» STATED TASK:
In the data below, find every line with the string "this" and pull it out.

» DATA FOR THE TASK:
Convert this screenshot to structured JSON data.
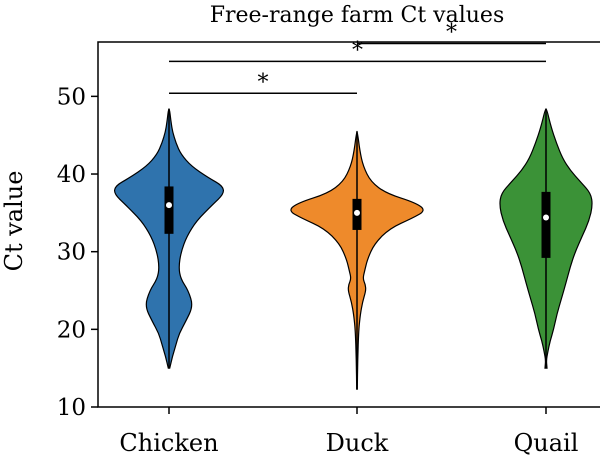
{
  "chart_data": {
    "type": "violin",
    "title": "Free-range farm Ct values",
    "xlabel": "",
    "ylabel": "Ct value",
    "ylim": [
      10,
      57
    ],
    "yticks": [
      10,
      20,
      30,
      40,
      50
    ],
    "grid": false,
    "categories": [
      "Chicken",
      "Duck",
      "Quail"
    ],
    "colors": [
      "#2f73ad",
      "#ee8a2b",
      "#3b9237"
    ],
    "series": [
      {
        "median": 36.0,
        "q1": 32.3,
        "q3": 38.4,
        "min": 15.0,
        "max": 48.4,
        "profile": [
          [
            15.0,
            0.2
          ],
          [
            16.5,
            1.0
          ],
          [
            18.0,
            2.0
          ],
          [
            19.5,
            3.0
          ],
          [
            21.0,
            4.8
          ],
          [
            23.0,
            7.0
          ],
          [
            25.0,
            5.6
          ],
          [
            26.5,
            3.4
          ],
          [
            28.0,
            2.8
          ],
          [
            30.0,
            3.5
          ],
          [
            32.0,
            5.2
          ],
          [
            34.0,
            8.0
          ],
          [
            36.0,
            12.5
          ],
          [
            37.5,
            16.0
          ],
          [
            38.5,
            15.5
          ],
          [
            39.5,
            11.5
          ],
          [
            41.0,
            6.5
          ],
          [
            42.5,
            3.5
          ],
          [
            44.0,
            2.0
          ],
          [
            45.5,
            1.0
          ],
          [
            47.0,
            0.5
          ],
          [
            48.4,
            0.15
          ]
        ]
      },
      {
        "median": 35.0,
        "q1": 32.8,
        "q3": 36.8,
        "min": 12.3,
        "max": 45.5,
        "profile": [
          [
            12.3,
            0.1
          ],
          [
            16.0,
            0.2
          ],
          [
            20.0,
            0.5
          ],
          [
            22.0,
            1.0
          ],
          [
            23.5,
            1.6
          ],
          [
            25.0,
            2.6
          ],
          [
            25.8,
            2.4
          ],
          [
            26.5,
            1.7
          ],
          [
            27.5,
            2.2
          ],
          [
            29.0,
            3.0
          ],
          [
            31.0,
            5.0
          ],
          [
            33.0,
            9.5
          ],
          [
            34.3,
            16.0
          ],
          [
            35.3,
            20.0
          ],
          [
            36.3,
            17.0
          ],
          [
            37.5,
            8.5
          ],
          [
            39.0,
            4.0
          ],
          [
            41.0,
            1.8
          ],
          [
            43.0,
            0.8
          ],
          [
            45.5,
            0.1
          ]
        ]
      },
      {
        "median": 34.4,
        "q1": 29.2,
        "q3": 37.7,
        "min": 15.0,
        "max": 48.4,
        "profile": [
          [
            15.0,
            0.3
          ],
          [
            16.0,
            0.1
          ],
          [
            17.0,
            0.5
          ],
          [
            18.5,
            1.2
          ],
          [
            20.0,
            2.2
          ],
          [
            22.0,
            3.2
          ],
          [
            24.0,
            4.5
          ],
          [
            26.0,
            5.8
          ],
          [
            28.0,
            7.0
          ],
          [
            30.0,
            8.5
          ],
          [
            32.0,
            10.5
          ],
          [
            34.0,
            12.5
          ],
          [
            36.0,
            13.5
          ],
          [
            37.5,
            13.0
          ],
          [
            39.0,
            10.0
          ],
          [
            40.5,
            7.0
          ],
          [
            42.0,
            4.8
          ],
          [
            44.0,
            3.0
          ],
          [
            46.0,
            1.5
          ],
          [
            48.4,
            0.2
          ]
        ]
      }
    ],
    "significance": [
      {
        "pair": [
          0,
          1
        ],
        "y": 50.4,
        "label": "*"
      },
      {
        "pair": [
          0,
          2
        ],
        "y": 54.5,
        "label": "*"
      },
      {
        "pair": [
          1,
          2
        ],
        "y": 56.8,
        "label": "*"
      }
    ]
  }
}
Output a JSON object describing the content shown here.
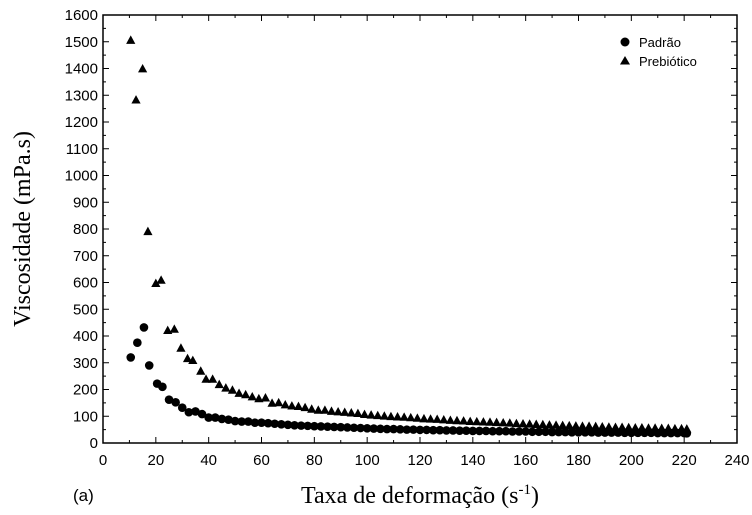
{
  "chart_data": {
    "type": "scatter",
    "panel_label": "(a)",
    "xlabel_main": "Taxa de deformação (s",
    "xlabel_sup": "-1",
    "xlabel_end": ")",
    "ylabel": "Viscosidade (mPa.s)",
    "xlim": [
      0,
      240
    ],
    "ylim": [
      0,
      1600
    ],
    "xticks": [
      "0",
      "20",
      "40",
      "60",
      "80",
      "100",
      "120",
      "140",
      "160",
      "180",
      "200",
      "220",
      "240"
    ],
    "yticks": [
      "0",
      "100",
      "200",
      "300",
      "400",
      "500",
      "600",
      "700",
      "800",
      "900",
      "1000",
      "1100",
      "1200",
      "1300",
      "1400",
      "1500",
      "1600"
    ],
    "grid": false,
    "legend_position": "top-right",
    "series": [
      {
        "name": "Padrão",
        "marker": "circle",
        "color": "#000000",
        "points": [
          [
            10.5,
            320
          ],
          [
            13,
            375
          ],
          [
            15.5,
            432
          ],
          [
            17.5,
            290
          ],
          [
            20.5,
            222
          ],
          [
            22.5,
            210
          ],
          [
            25,
            162
          ],
          [
            27.5,
            152
          ],
          [
            30,
            132
          ],
          [
            32.5,
            115
          ],
          [
            35,
            118
          ],
          [
            37.5,
            108
          ],
          [
            40,
            95
          ],
          [
            42.5,
            95
          ],
          [
            45,
            90
          ],
          [
            47.5,
            87
          ],
          [
            50,
            82
          ],
          [
            52.5,
            80
          ],
          [
            55,
            80
          ],
          [
            57.5,
            76
          ],
          [
            60,
            76
          ],
          [
            62.5,
            74
          ],
          [
            65,
            72
          ],
          [
            67.5,
            70
          ],
          [
            70,
            68
          ],
          [
            72.5,
            66
          ],
          [
            75,
            65
          ],
          [
            77.5,
            64
          ],
          [
            80,
            63
          ],
          [
            82.5,
            62
          ],
          [
            85,
            61
          ],
          [
            87.5,
            60
          ],
          [
            90,
            59
          ],
          [
            92.5,
            58
          ],
          [
            95,
            57
          ],
          [
            97.5,
            56
          ],
          [
            100,
            55
          ],
          [
            102.5,
            54
          ],
          [
            105,
            53
          ],
          [
            107.5,
            52
          ],
          [
            110,
            52
          ],
          [
            112.5,
            51
          ],
          [
            115,
            50
          ],
          [
            117.5,
            50
          ],
          [
            120,
            49
          ],
          [
            122.5,
            49
          ],
          [
            125,
            48
          ],
          [
            127.5,
            48
          ],
          [
            130,
            47
          ],
          [
            132.5,
            47
          ],
          [
            135,
            46
          ],
          [
            137.5,
            46
          ],
          [
            140,
            45
          ],
          [
            142.5,
            45
          ],
          [
            145,
            45
          ],
          [
            147.5,
            44
          ],
          [
            150,
            44
          ],
          [
            152.5,
            44
          ],
          [
            155,
            43
          ],
          [
            157.5,
            43
          ],
          [
            160,
            43
          ],
          [
            162.5,
            42
          ],
          [
            165,
            42
          ],
          [
            167.5,
            42
          ],
          [
            170,
            41
          ],
          [
            172.5,
            41
          ],
          [
            175,
            41
          ],
          [
            177.5,
            40
          ],
          [
            180,
            40
          ],
          [
            182.5,
            40
          ],
          [
            185,
            40
          ],
          [
            187.5,
            39
          ],
          [
            190,
            39
          ],
          [
            192.5,
            39
          ],
          [
            195,
            39
          ],
          [
            197.5,
            38
          ],
          [
            200,
            38
          ],
          [
            202.5,
            38
          ],
          [
            205,
            38
          ],
          [
            207.5,
            38
          ],
          [
            210,
            37
          ],
          [
            212.5,
            37
          ],
          [
            215,
            37
          ],
          [
            217.5,
            37
          ],
          [
            220,
            37
          ],
          [
            221,
            36
          ]
        ]
      },
      {
        "name": "Prebiótico",
        "marker": "triangle",
        "color": "#000000",
        "points": [
          [
            10.5,
            1505
          ],
          [
            12.5,
            1282
          ],
          [
            15,
            1398
          ],
          [
            17,
            790
          ],
          [
            20,
            596
          ],
          [
            22,
            608
          ],
          [
            24.5,
            420
          ],
          [
            27,
            425
          ],
          [
            29.5,
            354
          ],
          [
            32,
            315
          ],
          [
            34,
            308
          ],
          [
            37,
            268
          ],
          [
            39,
            238
          ],
          [
            41.5,
            238
          ],
          [
            44,
            218
          ],
          [
            46.5,
            205
          ],
          [
            49,
            197
          ],
          [
            51.5,
            185
          ],
          [
            54,
            180
          ],
          [
            56.5,
            172
          ],
          [
            59,
            165
          ],
          [
            61.5,
            168
          ],
          [
            64,
            148
          ],
          [
            66.5,
            150
          ],
          [
            69,
            142
          ],
          [
            71.5,
            138
          ],
          [
            74,
            136
          ],
          [
            76.5,
            132
          ],
          [
            79,
            126
          ],
          [
            81.5,
            122
          ],
          [
            84,
            122
          ],
          [
            86.5,
            118
          ],
          [
            89,
            116
          ],
          [
            91.5,
            114
          ],
          [
            94,
            112
          ],
          [
            96.5,
            110
          ],
          [
            99,
            106
          ],
          [
            101.5,
            104
          ],
          [
            104,
            102
          ],
          [
            106.5,
            100
          ],
          [
            109,
            98
          ],
          [
            111.5,
            97
          ],
          [
            114,
            96
          ],
          [
            116.5,
            94
          ],
          [
            119,
            92
          ],
          [
            121.5,
            90
          ],
          [
            124,
            89
          ],
          [
            126.5,
            88
          ],
          [
            129,
            86
          ],
          [
            131.5,
            84
          ],
          [
            134,
            83
          ],
          [
            136.5,
            82
          ],
          [
            139,
            80
          ],
          [
            141.5,
            79
          ],
          [
            144,
            78
          ],
          [
            146.5,
            77
          ],
          [
            149,
            76
          ],
          [
            151.5,
            75
          ],
          [
            154,
            74
          ],
          [
            156.5,
            72
          ],
          [
            159,
            71
          ],
          [
            161.5,
            70
          ],
          [
            164,
            69
          ],
          [
            166.5,
            68
          ],
          [
            169,
            67
          ],
          [
            171.5,
            66
          ],
          [
            174,
            65
          ],
          [
            176.5,
            64
          ],
          [
            179,
            63
          ],
          [
            181.5,
            62
          ],
          [
            184,
            62
          ],
          [
            186.5,
            61
          ],
          [
            189,
            60
          ],
          [
            191.5,
            59
          ],
          [
            194,
            58
          ],
          [
            196.5,
            58
          ],
          [
            199,
            57
          ],
          [
            201.5,
            56
          ],
          [
            204,
            56
          ],
          [
            206.5,
            55
          ],
          [
            209,
            55
          ],
          [
            211.5,
            54
          ],
          [
            214,
            54
          ],
          [
            216.5,
            53
          ],
          [
            219,
            53
          ],
          [
            221,
            52
          ]
        ]
      }
    ]
  }
}
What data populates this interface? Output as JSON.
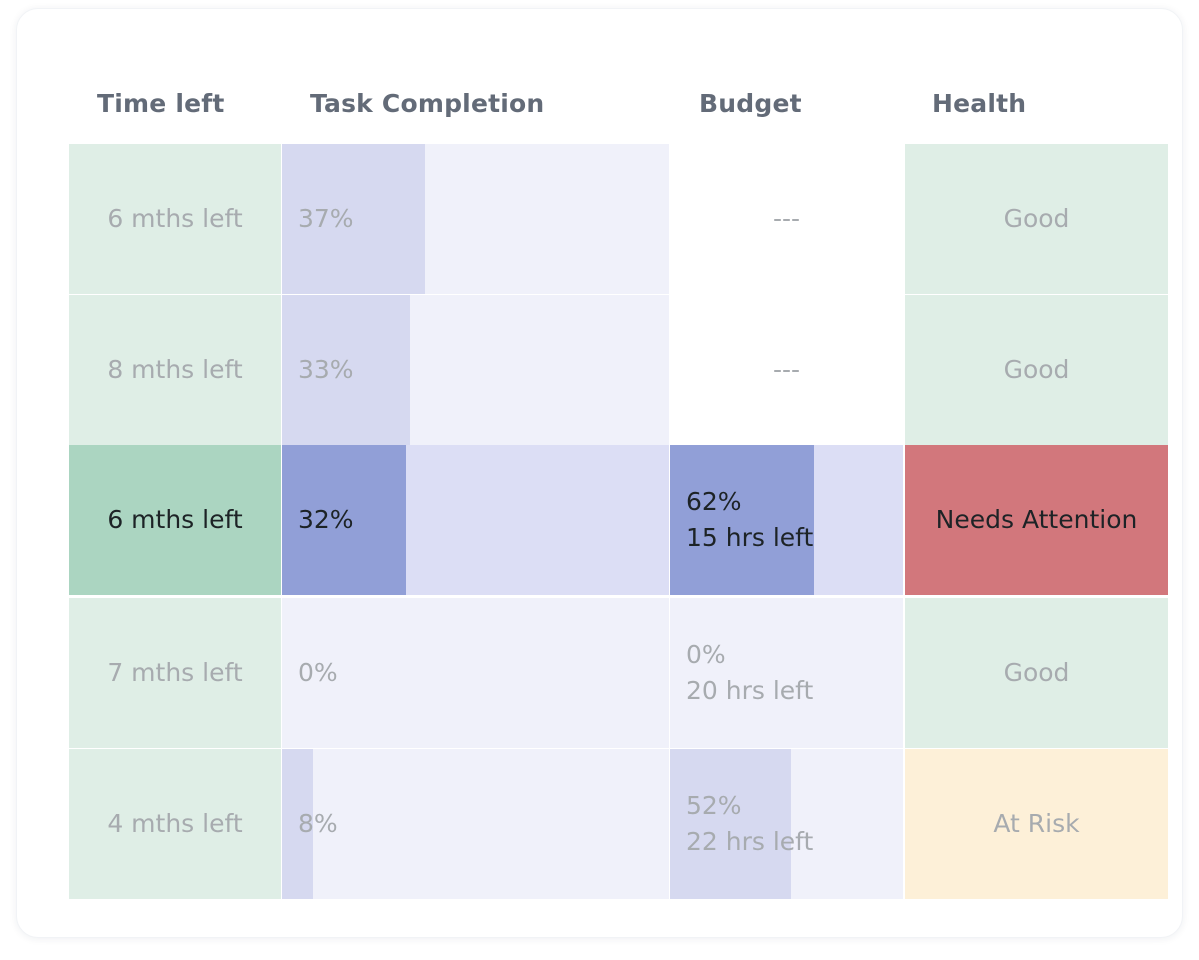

» THE RESPONSE:
Convert this screenshot to structured JSON data.
What data populates this interface? Output as JSON.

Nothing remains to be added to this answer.